:: Records to process ::
------

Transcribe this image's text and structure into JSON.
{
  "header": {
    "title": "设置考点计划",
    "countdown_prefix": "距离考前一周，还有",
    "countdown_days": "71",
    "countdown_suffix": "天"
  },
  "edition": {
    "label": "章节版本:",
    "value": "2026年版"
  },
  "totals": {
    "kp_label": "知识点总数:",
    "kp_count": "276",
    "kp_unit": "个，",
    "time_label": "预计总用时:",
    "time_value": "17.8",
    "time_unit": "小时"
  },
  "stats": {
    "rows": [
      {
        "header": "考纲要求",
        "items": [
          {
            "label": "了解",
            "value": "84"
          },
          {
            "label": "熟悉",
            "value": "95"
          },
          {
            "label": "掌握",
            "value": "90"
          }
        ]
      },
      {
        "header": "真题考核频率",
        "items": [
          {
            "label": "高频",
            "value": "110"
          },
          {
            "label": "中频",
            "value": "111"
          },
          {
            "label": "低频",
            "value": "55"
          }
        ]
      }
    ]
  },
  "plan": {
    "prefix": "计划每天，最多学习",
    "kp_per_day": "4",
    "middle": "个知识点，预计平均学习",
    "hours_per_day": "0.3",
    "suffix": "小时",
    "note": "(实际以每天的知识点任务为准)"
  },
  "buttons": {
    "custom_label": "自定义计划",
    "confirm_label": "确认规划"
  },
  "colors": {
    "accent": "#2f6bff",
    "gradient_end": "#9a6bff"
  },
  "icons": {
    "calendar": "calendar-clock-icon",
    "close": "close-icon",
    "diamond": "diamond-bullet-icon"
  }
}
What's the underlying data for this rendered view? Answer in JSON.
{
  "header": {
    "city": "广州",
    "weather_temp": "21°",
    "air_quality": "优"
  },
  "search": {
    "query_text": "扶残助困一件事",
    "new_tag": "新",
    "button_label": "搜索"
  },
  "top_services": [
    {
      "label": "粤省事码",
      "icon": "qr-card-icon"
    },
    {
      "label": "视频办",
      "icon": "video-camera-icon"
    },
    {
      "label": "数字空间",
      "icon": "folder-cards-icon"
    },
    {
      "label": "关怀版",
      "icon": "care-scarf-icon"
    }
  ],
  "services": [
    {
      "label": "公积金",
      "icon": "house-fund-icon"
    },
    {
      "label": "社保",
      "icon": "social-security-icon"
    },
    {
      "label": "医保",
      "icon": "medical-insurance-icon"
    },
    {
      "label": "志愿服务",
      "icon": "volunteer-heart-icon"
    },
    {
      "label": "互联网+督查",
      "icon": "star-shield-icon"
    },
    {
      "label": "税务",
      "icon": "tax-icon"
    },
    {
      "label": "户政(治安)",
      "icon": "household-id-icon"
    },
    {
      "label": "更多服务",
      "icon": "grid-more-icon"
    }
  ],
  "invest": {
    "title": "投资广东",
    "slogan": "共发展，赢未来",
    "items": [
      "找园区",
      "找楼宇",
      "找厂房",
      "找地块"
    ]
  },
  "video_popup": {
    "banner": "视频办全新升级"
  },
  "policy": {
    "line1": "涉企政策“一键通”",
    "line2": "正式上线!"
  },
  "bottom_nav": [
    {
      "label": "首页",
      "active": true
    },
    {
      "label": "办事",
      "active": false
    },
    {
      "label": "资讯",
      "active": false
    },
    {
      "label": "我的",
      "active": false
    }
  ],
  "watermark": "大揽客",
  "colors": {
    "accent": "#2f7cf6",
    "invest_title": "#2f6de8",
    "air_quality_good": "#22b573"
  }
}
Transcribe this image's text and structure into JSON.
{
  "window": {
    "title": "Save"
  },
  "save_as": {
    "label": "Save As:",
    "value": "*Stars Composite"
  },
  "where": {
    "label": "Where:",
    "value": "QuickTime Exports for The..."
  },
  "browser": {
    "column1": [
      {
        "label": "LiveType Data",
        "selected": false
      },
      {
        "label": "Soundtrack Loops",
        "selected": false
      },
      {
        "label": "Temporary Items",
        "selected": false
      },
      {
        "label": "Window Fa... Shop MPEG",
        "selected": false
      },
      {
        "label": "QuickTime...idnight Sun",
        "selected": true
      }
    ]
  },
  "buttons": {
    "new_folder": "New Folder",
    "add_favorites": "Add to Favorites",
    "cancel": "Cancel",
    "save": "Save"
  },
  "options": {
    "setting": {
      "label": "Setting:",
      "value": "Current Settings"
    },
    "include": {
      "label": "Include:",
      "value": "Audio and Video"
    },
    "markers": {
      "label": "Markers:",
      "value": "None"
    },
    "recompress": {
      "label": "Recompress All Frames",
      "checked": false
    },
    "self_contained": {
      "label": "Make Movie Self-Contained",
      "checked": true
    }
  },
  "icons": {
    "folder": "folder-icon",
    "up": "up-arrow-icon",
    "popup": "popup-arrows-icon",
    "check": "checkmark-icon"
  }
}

------

:: What you are asked to do ::
Identify how many lines in the entries above contain the word "true" and provide only that figure.

:: Answer for the task ::
3